### Written request
Without including any pictures, write out all the entries exactly.

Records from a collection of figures
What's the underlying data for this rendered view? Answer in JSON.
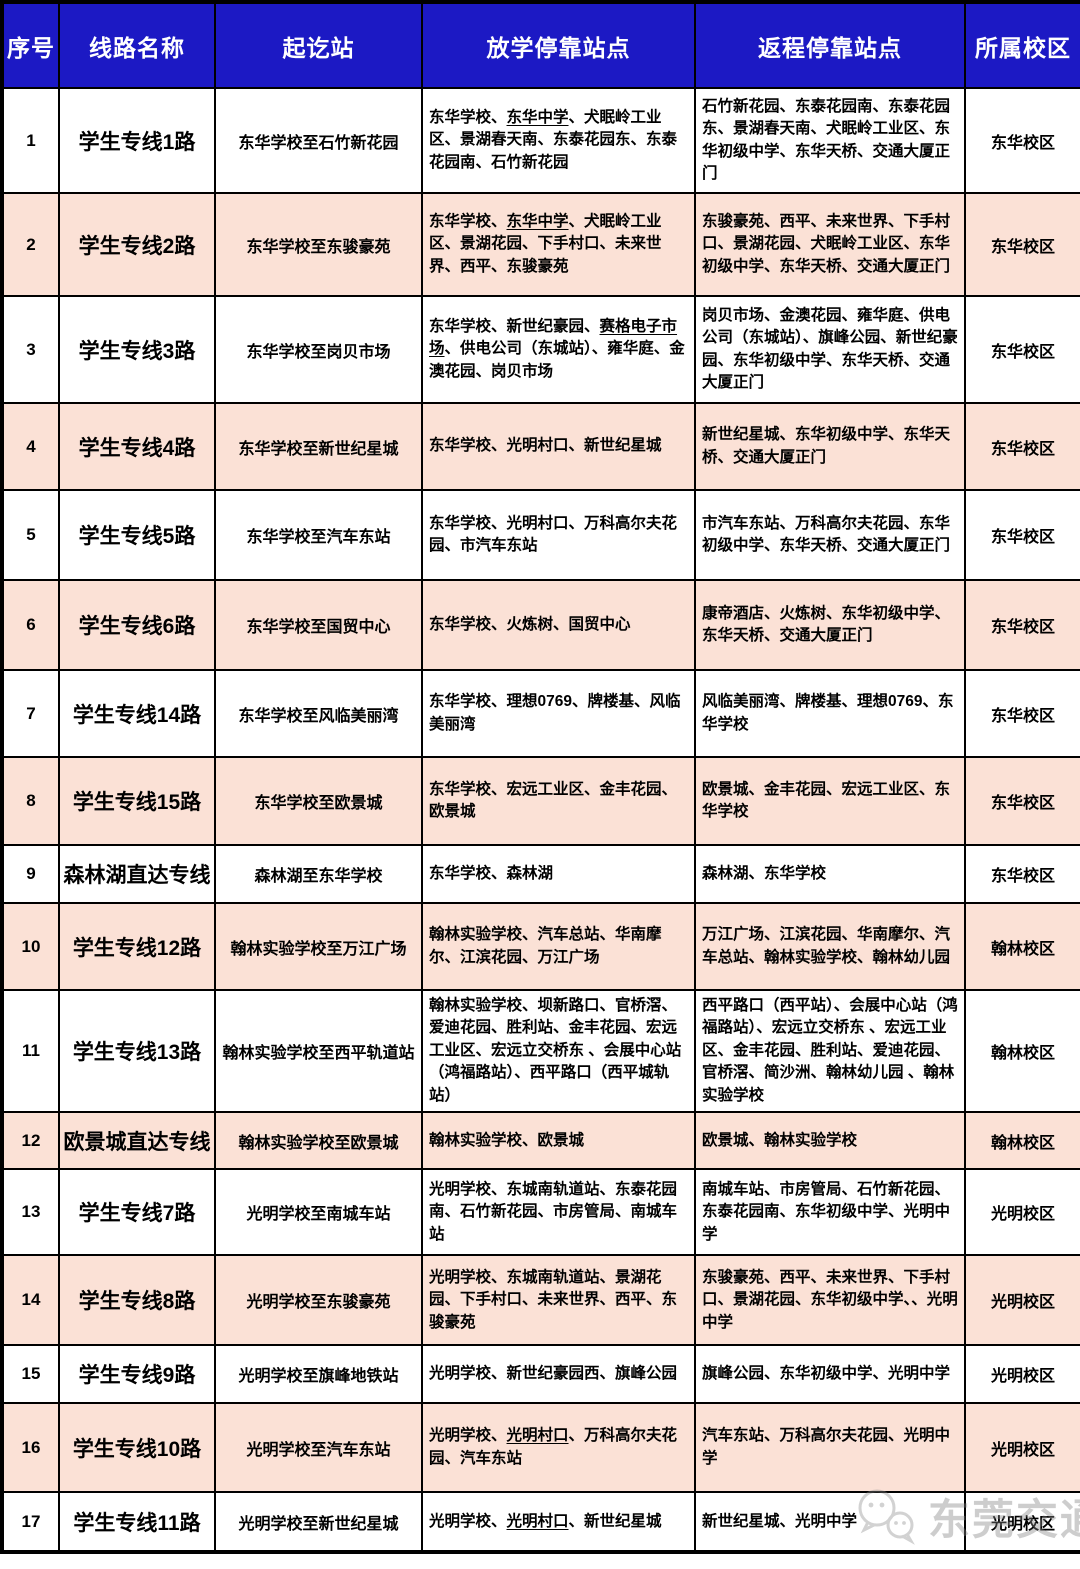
{
  "colors": {
    "header_bg": "#1c19c4",
    "header_text": "#ffffff",
    "row_alt": "#fbe1d6",
    "border": "#000000"
  },
  "watermark": {
    "text": "东莞交通",
    "icon": "wechat-bubbles-icon"
  },
  "header": {
    "columns": [
      "序号",
      "线路名称",
      "起讫站",
      "放学停靠站点",
      "返程停靠站点",
      "所属校区"
    ]
  },
  "rows": [
    {
      "num": "1",
      "name": "学生专线1路",
      "route": "东华学校至石竹新花园",
      "depart": [
        {
          "t": "东华学校、"
        },
        {
          "t": "东华中学",
          "u": true
        },
        {
          "t": "、犬眠岭工业区、景湖春天南、东泰花园东、东泰花园南、石竹新花园"
        }
      ],
      "return": "石竹新花园、东泰花园南、东泰花园东、景湖春天南、犬眠岭工业区、东华初级中学、东华天桥、交通大厦正门",
      "campus": "东华校区"
    },
    {
      "num": "2",
      "name": "学生专线2路",
      "route": "东华学校至东骏豪苑",
      "depart": [
        {
          "t": "东华学校、"
        },
        {
          "t": "东华中学",
          "u": true
        },
        {
          "t": "、犬眠岭工业区、景湖花园、下手村口、未来世界、西平、东骏豪苑"
        }
      ],
      "return": "东骏豪苑、西平、未来世界、下手村口、景湖花园、犬眠岭工业区、东华初级中学、东华天桥、交通大厦正门",
      "campus": "东华校区"
    },
    {
      "num": "3",
      "name": "学生专线3路",
      "route": "东华学校至岗贝市场",
      "depart": [
        {
          "t": "东华学校、新世纪豪园、"
        },
        {
          "t": "赛格电子市场",
          "u": true
        },
        {
          "t": "、供电公司（东城站）、雍华庭、金澳花园、岗贝市场"
        }
      ],
      "return": "岗贝市场、金澳花园、雍华庭、供电公司（东城站）、旗峰公园、新世纪豪园、东华初级中学、东华天桥、交通大厦正门",
      "campus": "东华校区"
    },
    {
      "num": "4",
      "name": "学生专线4路",
      "route": "东华学校至新世纪星城",
      "depart": [
        {
          "t": "东华学校、光明村口、新世纪星城"
        }
      ],
      "return": "新世纪星城、东华初级中学、东华天桥、交通大厦正门",
      "campus": "东华校区"
    },
    {
      "num": "5",
      "name": "学生专线5路",
      "route": "东华学校至汽车东站",
      "depart": [
        {
          "t": "东华学校、光明村口、万科高尔夫花园、市汽车东站"
        }
      ],
      "return": "市汽车东站、万科高尔夫花园、东华初级中学、东华天桥、交通大厦正门",
      "campus": "东华校区"
    },
    {
      "num": "6",
      "name": "学生专线6路",
      "route": "东华学校至国贸中心",
      "depart": [
        {
          "t": "东华学校、火炼树、国贸中心"
        }
      ],
      "return": "康帝酒店、火炼树、东华初级中学、东华天桥、交通大厦正门",
      "campus": "东华校区"
    },
    {
      "num": "7",
      "name": "学生专线14路",
      "route": "东华学校至风临美丽湾",
      "depart": [
        {
          "t": "东华学校、理想0769、牌楼基、风临美丽湾"
        }
      ],
      "return": "风临美丽湾、牌楼基、理想0769、东华学校",
      "campus": "东华校区"
    },
    {
      "num": "8",
      "name": "学生专线15路",
      "route": "东华学校至欧景城",
      "depart": [
        {
          "t": "东华学校、宏远工业区、金丰花园、欧景城"
        }
      ],
      "return": "欧景城、金丰花园、宏远工业区、东华学校",
      "campus": "东华校区"
    },
    {
      "num": "9",
      "name": "森林湖直达专线",
      "route": "森林湖至东华学校",
      "depart": [
        {
          "t": "东华学校、森林湖"
        }
      ],
      "return": "森林湖、东华学校",
      "campus": "东华校区"
    },
    {
      "num": "10",
      "name": "学生专线12路",
      "route": "翰林实验学校至万江广场",
      "depart": [
        {
          "t": "翰林实验学校、汽车总站、华南摩尔、江滨花园、万江广场"
        }
      ],
      "return": "万江广场、江滨花园、华南摩尔、汽车总站、翰林实验学校、翰林幼儿园",
      "campus": "翰林校区"
    },
    {
      "num": "11",
      "name": "学生专线13路",
      "route": "翰林实验学校至西平轨道站",
      "depart": [
        {
          "t": "翰林实验学校、坝新路口、官桥滘、爱迪花园、胜利站、金丰花园、宏远工业区、宏远立交桥东 、会展中心站（鸿福路站）、西平路口（西平城轨站）"
        }
      ],
      "return": "西平路口（西平站）、会展中心站（鸿福路站）、宏远立交桥东 、宏远工业区、金丰花园、胜利站、爱迪花园、官桥滘、简沙洲、翰林幼儿园 、翰林实验学校",
      "campus": "翰林校区"
    },
    {
      "num": "12",
      "name": "欧景城直达专线",
      "route": "翰林实验学校至欧景城",
      "depart": [
        {
          "t": "翰林实验学校、欧景城"
        }
      ],
      "return": "欧景城、翰林实验学校",
      "campus": "翰林校区"
    },
    {
      "num": "13",
      "name": "学生专线7路",
      "route": "光明学校至南城车站",
      "depart": [
        {
          "t": "光明学校、东城南轨道站、东泰花园南、石竹新花园、市房管局、南城车站"
        }
      ],
      "return": "南城车站、市房管局、石竹新花园、东泰花园南、东华初级中学、光明中学",
      "campus": "光明校区"
    },
    {
      "num": "14",
      "name": "学生专线8路",
      "route": "光明学校至东骏豪苑",
      "depart": [
        {
          "t": "光明学校、东城南轨道站、景湖花园、下手村口、未来世界、西平、东骏豪苑"
        }
      ],
      "return": "东骏豪苑、西平、未来世界、下手村口、景湖花园、东华初级中学、、光明中学",
      "campus": "光明校区"
    },
    {
      "num": "15",
      "name": "学生专线9路",
      "route": "光明学校至旗峰地铁站",
      "depart": [
        {
          "t": "光明学校、新世纪豪园西、旗峰公园"
        }
      ],
      "return": "旗峰公园、东华初级中学、光明中学",
      "campus": "光明校区"
    },
    {
      "num": "16",
      "name": "学生专线10路",
      "route": "光明学校至汽车东站",
      "depart": [
        {
          "t": "光明学校、"
        },
        {
          "t": "光明村口",
          "u": true
        },
        {
          "t": "、万科高尔夫花园、汽车东站"
        }
      ],
      "return": "汽车东站、万科高尔夫花园、光明中学",
      "campus": "光明校区"
    },
    {
      "num": "17",
      "name": "学生专线11路",
      "route": "光明学校至新世纪星城",
      "depart": [
        {
          "t": "光明学校、"
        },
        {
          "t": "光明村口",
          "u": true
        },
        {
          "t": "、新世纪星城"
        }
      ],
      "return": "新世纪星城、光明中学",
      "campus": "光明校区"
    }
  ]
}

### Correct output
What's the underlying data for this rendered view? Answer in JSON.
{
  "colors": {
    "header_bg": "#1c19c4",
    "header_text": "#ffffff",
    "row_alt": "#fbe1d6",
    "border": "#000000"
  },
  "watermark": {
    "text": "东莞交通",
    "icon": "wechat-bubbles-icon"
  },
  "header": {
    "columns": [
      "序号",
      "线路名称",
      "起讫站",
      "放学停靠站点",
      "返程停靠站点",
      "所属校区"
    ]
  },
  "rows": [
    {
      "num": "1",
      "name": "学生专线1路",
      "route": "东华学校至石竹新花园",
      "depart": [
        {
          "t": "东华学校、"
        },
        {
          "t": "东华中学",
          "u": true
        },
        {
          "t": "、犬眠岭工业区、景湖春天南、东泰花园东、东泰花园南、石竹新花园"
        }
      ],
      "return": "石竹新花园、东泰花园南、东泰花园东、景湖春天南、犬眠岭工业区、东华初级中学、东华天桥、交通大厦正门",
      "campus": "东华校区"
    },
    {
      "num": "2",
      "name": "学生专线2路",
      "route": "东华学校至东骏豪苑",
      "depart": [
        {
          "t": "东华学校、"
        },
        {
          "t": "东华中学",
          "u": true
        },
        {
          "t": "、犬眠岭工业区、景湖花园、下手村口、未来世界、西平、东骏豪苑"
        }
      ],
      "return": "东骏豪苑、西平、未来世界、下手村口、景湖花园、犬眠岭工业区、东华初级中学、东华天桥、交通大厦正门",
      "campus": "东华校区"
    },
    {
      "num": "3",
      "name": "学生专线3路",
      "route": "东华学校至岗贝市场",
      "depart": [
        {
          "t": "东华学校、新世纪豪园、"
        },
        {
          "t": "赛格电子市场",
          "u": true
        },
        {
          "t": "、供电公司（东城站）、雍华庭、金澳花园、岗贝市场"
        }
      ],
      "return": "岗贝市场、金澳花园、雍华庭、供电公司（东城站）、旗峰公园、新世纪豪园、东华初级中学、东华天桥、交通大厦正门",
      "campus": "东华校区"
    },
    {
      "num": "4",
      "name": "学生专线4路",
      "route": "东华学校至新世纪星城",
      "depart": [
        {
          "t": "东华学校、光明村口、新世纪星城"
        }
      ],
      "return": "新世纪星城、东华初级中学、东华天桥、交通大厦正门",
      "campus": "东华校区"
    },
    {
      "num": "5",
      "name": "学生专线5路",
      "route": "东华学校至汽车东站",
      "depart": [
        {
          "t": "东华学校、光明村口、万科高尔夫花园、市汽车东站"
        }
      ],
      "return": "市汽车东站、万科高尔夫花园、东华初级中学、东华天桥、交通大厦正门",
      "campus": "东华校区"
    },
    {
      "num": "6",
      "name": "学生专线6路",
      "route": "东华学校至国贸中心",
      "depart": [
        {
          "t": "东华学校、火炼树、国贸中心"
        }
      ],
      "return": "康帝酒店、火炼树、东华初级中学、东华天桥、交通大厦正门",
      "campus": "东华校区"
    },
    {
      "num": "7",
      "name": "学生专线14路",
      "route": "东华学校至风临美丽湾",
      "depart": [
        {
          "t": "东华学校、理想0769、牌楼基、风临美丽湾"
        }
      ],
      "return": "风临美丽湾、牌楼基、理想0769、东华学校",
      "campus": "东华校区"
    },
    {
      "num": "8",
      "name": "学生专线15路",
      "route": "东华学校至欧景城",
      "depart": [
        {
          "t": "东华学校、宏远工业区、金丰花园、欧景城"
        }
      ],
      "return": "欧景城、金丰花园、宏远工业区、东华学校",
      "campus": "东华校区"
    },
    {
      "num": "9",
      "name": "森林湖直达专线",
      "route": "森林湖至东华学校",
      "depart": [
        {
          "t": "东华学校、森林湖"
        }
      ],
      "return": "森林湖、东华学校",
      "campus": "东华校区"
    },
    {
      "num": "10",
      "name": "学生专线12路",
      "route": "翰林实验学校至万江广场",
      "depart": [
        {
          "t": "翰林实验学校、汽车总站、华南摩尔、江滨花园、万江广场"
        }
      ],
      "return": "万江广场、江滨花园、华南摩尔、汽车总站、翰林实验学校、翰林幼儿园",
      "campus": "翰林校区"
    },
    {
      "num": "11",
      "name": "学生专线13路",
      "route": "翰林实验学校至西平轨道站",
      "depart": [
        {
          "t": "翰林实验学校、坝新路口、官桥滘、爱迪花园、胜利站、金丰花园、宏远工业区、宏远立交桥东 、会展中心站（鸿福路站）、西平路口（西平城轨站）"
        }
      ],
      "return": "西平路口（西平站）、会展中心站（鸿福路站）、宏远立交桥东 、宏远工业区、金丰花园、胜利站、爱迪花园、官桥滘、简沙洲、翰林幼儿园 、翰林实验学校",
      "campus": "翰林校区"
    },
    {
      "num": "12",
      "name": "欧景城直达专线",
      "route": "翰林实验学校至欧景城",
      "depart": [
        {
          "t": "翰林实验学校、欧景城"
        }
      ],
      "return": "欧景城、翰林实验学校",
      "campus": "翰林校区"
    },
    {
      "num": "13",
      "name": "学生专线7路",
      "route": "光明学校至南城车站",
      "depart": [
        {
          "t": "光明学校、东城南轨道站、东泰花园南、石竹新花园、市房管局、南城车站"
        }
      ],
      "return": "南城车站、市房管局、石竹新花园、东泰花园南、东华初级中学、光明中学",
      "campus": "光明校区"
    },
    {
      "num": "14",
      "name": "学生专线8路",
      "route": "光明学校至东骏豪苑",
      "depart": [
        {
          "t": "光明学校、东城南轨道站、景湖花园、下手村口、未来世界、西平、东骏豪苑"
        }
      ],
      "return": "东骏豪苑、西平、未来世界、下手村口、景湖花园、东华初级中学、、光明中学",
      "campus": "光明校区"
    },
    {
      "num": "15",
      "name": "学生专线9路",
      "route": "光明学校至旗峰地铁站",
      "depart": [
        {
          "t": "光明学校、新世纪豪园西、旗峰公园"
        }
      ],
      "return": "旗峰公园、东华初级中学、光明中学",
      "campus": "光明校区"
    },
    {
      "num": "16",
      "name": "学生专线10路",
      "route": "光明学校至汽车东站",
      "depart": [
        {
          "t": "光明学校、"
        },
        {
          "t": "光明村口",
          "u": true
        },
        {
          "t": "、万科高尔夫花园、汽车东站"
        }
      ],
      "return": "汽车东站、万科高尔夫花园、光明中学",
      "campus": "光明校区"
    },
    {
      "num": "17",
      "name": "学生专线11路",
      "route": "光明学校至新世纪星城",
      "depart": [
        {
          "t": "光明学校、"
        },
        {
          "t": "光明村口",
          "u": true
        },
        {
          "t": "、新世纪星城"
        }
      ],
      "return": "新世纪星城、光明中学",
      "campus": "光明校区"
    }
  ]
}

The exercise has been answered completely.